Dataset entries
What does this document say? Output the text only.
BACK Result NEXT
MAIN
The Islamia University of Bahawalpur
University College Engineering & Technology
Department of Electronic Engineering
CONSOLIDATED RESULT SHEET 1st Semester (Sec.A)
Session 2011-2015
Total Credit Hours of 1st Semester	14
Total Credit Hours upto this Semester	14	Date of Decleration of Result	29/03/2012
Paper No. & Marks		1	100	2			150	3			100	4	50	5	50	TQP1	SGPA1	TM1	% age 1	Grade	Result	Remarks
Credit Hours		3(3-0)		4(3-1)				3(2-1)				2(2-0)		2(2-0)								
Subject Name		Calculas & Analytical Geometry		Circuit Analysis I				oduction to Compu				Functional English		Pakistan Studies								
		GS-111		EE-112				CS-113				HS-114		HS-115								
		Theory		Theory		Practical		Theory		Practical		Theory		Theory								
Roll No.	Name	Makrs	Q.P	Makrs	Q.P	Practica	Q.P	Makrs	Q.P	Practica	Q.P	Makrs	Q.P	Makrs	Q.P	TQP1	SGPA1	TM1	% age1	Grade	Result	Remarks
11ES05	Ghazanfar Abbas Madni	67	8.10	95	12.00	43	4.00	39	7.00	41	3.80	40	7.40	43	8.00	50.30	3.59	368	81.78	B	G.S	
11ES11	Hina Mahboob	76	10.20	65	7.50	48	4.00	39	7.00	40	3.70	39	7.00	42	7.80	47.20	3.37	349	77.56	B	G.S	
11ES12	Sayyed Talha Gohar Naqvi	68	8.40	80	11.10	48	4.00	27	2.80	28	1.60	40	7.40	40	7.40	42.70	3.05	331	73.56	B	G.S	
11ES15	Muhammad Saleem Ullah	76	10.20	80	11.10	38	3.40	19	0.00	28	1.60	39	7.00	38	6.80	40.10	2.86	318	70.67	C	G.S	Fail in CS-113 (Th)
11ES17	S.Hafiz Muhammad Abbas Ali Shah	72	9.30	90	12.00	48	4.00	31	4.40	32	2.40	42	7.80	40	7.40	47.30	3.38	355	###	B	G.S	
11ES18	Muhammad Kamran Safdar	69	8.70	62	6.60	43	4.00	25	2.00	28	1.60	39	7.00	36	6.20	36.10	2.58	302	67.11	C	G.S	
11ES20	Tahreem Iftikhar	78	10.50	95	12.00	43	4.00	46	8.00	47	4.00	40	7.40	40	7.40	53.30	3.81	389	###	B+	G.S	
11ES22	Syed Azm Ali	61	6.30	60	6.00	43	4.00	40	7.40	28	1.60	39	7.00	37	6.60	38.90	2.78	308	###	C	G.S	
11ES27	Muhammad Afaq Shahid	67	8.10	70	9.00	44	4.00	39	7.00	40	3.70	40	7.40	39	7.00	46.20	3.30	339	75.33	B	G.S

→ Given problem:
Identify each line in the records above that contains the word "Semester", and copy it out in full.

→ Result for this exercise:
CONSOLIDATED RESULT SHEET 1st Semester (Sec.A)
Total Credit Hours of 1st Semester	14
Total Credit Hours upto this Semester	14	Date of Decleration of Result	29/03/2012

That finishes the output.